begin TASK MATERIAL
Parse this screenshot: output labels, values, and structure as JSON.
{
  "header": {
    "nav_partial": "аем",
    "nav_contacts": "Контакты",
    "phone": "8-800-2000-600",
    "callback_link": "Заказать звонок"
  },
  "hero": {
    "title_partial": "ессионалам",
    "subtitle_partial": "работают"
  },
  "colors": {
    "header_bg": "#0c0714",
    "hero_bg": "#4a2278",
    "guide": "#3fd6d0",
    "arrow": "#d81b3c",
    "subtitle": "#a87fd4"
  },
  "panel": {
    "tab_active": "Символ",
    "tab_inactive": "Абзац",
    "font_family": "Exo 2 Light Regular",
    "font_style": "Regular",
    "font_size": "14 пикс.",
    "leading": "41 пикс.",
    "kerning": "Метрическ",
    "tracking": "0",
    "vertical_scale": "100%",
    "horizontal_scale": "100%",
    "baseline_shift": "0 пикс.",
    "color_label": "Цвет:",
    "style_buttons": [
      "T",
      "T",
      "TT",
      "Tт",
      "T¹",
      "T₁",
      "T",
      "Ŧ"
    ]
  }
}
end TASK MATERIAL
EXERCISE TASK: Look above for lines with the word "пикс" and copy them all.

ANSWER TO THE EXERCISE:
    "font_size": "14 пикс.",
    "leading": "41 пикс.",
    "baseline_shift": "0 пикс.",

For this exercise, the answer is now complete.